-- 文書の抜粋 --
- - -

任意売却は、通常の売買のように「売主」と「買主」との調整の他に、抵当権や差し押さえなどを設定した「債権者」をも巻き込み、関係者全員を調整しまとめあげなければならないものです。

通常の売買の仲介業に必要な知識に加え、民法や民事執行法、破産法などの法律の知識も必要となってくるでしょう。
知っておかなければならないことはかなりの広範囲にわたります。利害関係人を調整することが最大のポイントでもあるため、知識を知っているだけでなく、高いモラルも必要です。

通常よりは駆け引きも必要となってくる場面も多いでしょう。不動産業務の中でも専門性の高い分野といえますね。
売買金額よりも残債債務の方が多く、抵当権者(金融機関のような債権者)や利害の関係する人に不動産売却代金を配分することを条件に債権(抵当権や差押登記)等を解除し、売買を成立させること。
これが、任意売却の狭義の意味です。

- - -

ラベル付きボックスのレコード
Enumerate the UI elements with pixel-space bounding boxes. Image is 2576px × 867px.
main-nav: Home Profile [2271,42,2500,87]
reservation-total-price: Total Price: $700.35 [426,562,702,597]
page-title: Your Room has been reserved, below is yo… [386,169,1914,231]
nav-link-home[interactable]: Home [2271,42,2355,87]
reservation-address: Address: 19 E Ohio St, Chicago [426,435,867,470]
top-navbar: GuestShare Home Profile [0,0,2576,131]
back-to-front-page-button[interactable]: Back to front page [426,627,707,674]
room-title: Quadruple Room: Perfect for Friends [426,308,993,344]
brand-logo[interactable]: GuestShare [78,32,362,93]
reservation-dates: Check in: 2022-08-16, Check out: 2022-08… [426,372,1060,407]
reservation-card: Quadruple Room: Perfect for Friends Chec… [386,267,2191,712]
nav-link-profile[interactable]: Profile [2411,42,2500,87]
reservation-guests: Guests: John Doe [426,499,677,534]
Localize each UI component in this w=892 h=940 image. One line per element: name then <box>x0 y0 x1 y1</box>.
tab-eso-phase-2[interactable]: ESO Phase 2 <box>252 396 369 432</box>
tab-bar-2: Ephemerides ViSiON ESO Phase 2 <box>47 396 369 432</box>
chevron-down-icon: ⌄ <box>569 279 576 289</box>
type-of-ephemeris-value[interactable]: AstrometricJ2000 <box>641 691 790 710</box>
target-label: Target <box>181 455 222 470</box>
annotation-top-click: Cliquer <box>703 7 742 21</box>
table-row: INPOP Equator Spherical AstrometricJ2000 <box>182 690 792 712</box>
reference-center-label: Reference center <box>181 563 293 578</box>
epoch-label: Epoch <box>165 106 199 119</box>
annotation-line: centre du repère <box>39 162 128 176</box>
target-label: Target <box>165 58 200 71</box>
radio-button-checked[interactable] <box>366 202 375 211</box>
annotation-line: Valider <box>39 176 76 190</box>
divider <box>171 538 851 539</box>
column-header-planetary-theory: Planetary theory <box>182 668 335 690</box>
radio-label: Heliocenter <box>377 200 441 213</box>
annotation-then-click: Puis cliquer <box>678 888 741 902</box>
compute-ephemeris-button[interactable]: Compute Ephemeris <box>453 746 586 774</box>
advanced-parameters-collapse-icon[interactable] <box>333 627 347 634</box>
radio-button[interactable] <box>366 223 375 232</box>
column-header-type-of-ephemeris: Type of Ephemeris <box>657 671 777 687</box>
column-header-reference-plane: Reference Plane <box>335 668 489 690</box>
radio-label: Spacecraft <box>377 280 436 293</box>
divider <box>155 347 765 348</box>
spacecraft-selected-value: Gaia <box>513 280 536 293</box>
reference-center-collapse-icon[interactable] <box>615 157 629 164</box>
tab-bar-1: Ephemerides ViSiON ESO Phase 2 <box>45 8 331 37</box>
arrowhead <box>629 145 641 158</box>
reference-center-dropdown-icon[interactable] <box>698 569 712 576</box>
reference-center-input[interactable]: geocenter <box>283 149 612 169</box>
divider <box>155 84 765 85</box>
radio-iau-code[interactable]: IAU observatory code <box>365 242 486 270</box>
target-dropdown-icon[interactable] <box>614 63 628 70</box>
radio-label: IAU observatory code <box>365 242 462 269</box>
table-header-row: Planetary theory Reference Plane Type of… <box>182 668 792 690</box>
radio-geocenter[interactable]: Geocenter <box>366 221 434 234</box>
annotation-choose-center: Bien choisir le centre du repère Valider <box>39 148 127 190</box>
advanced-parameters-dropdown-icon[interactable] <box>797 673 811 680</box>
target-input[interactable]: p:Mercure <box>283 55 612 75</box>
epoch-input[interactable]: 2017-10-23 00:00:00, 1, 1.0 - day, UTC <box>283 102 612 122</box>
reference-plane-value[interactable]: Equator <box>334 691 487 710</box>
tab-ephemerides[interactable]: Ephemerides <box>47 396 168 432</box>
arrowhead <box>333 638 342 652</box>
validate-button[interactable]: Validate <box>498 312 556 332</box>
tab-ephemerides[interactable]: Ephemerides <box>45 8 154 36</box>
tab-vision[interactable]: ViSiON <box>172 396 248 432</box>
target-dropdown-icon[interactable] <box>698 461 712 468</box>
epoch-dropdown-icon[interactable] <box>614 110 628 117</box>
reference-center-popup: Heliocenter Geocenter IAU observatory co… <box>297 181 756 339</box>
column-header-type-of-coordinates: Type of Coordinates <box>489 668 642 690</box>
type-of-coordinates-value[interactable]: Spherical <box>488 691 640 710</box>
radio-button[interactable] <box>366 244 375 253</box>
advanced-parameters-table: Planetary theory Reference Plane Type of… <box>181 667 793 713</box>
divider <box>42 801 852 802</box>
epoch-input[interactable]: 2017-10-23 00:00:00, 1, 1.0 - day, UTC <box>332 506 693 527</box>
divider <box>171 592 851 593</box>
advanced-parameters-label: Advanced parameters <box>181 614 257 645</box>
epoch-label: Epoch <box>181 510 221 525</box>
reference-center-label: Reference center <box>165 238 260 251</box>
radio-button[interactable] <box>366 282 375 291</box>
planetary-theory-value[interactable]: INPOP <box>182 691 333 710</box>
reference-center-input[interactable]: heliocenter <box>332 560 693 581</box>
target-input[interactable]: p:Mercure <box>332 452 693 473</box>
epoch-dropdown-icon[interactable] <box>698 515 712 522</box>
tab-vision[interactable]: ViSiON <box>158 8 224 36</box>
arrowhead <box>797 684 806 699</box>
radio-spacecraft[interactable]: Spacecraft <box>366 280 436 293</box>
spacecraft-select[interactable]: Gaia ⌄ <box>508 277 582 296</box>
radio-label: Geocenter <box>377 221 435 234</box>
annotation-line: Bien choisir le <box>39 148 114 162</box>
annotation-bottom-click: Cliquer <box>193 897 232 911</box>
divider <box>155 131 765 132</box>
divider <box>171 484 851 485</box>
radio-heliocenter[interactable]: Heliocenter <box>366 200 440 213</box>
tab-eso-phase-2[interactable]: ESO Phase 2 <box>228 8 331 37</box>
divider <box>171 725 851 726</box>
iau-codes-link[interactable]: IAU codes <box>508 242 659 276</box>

- - -

-- 課題一覧 --
1. 文書の抜粋によれば、狭義の任意売却で債権（抵当権や差押登記）等を解除する条件は何か。
2. レコードの先頭から始まり「room-title: Quadruple Room: Perfect」を含む行で終わる範囲を、各行を1つの文字列とするJSONリストに変換してください。空行は含めません。

-- 各課題の解答 --
1. 抵当権者や利害の関係する人に不動産売却代金を配分することです。

2.
[
  "Enumerate the UI elements with pixel-space bounding boxes. Image is 2576px × 867px.",
  "main-nav: Home Profile [2271,42,2500,87]",
  "reservation-total-price: Total Price: $700.35 [426,562,702,597]",
  "page-title: Your Room has been reserved, below is yo… [386,169,1914,231]",
  "nav-link-home[interactable]: Home [2271,42,2355,87]",
  "reservation-address: Address: 19 E Ohio St, Chicago [426,435,867,470]",
  "top-navbar: GuestShare Home Profile [0,0,2576,131]",
  "back-to-front-page-button[interactable]: Back to front page [426,627,707,674]",
  "room-title: Quadruple Room: Perfect for Friends [426,308,993,344]"
]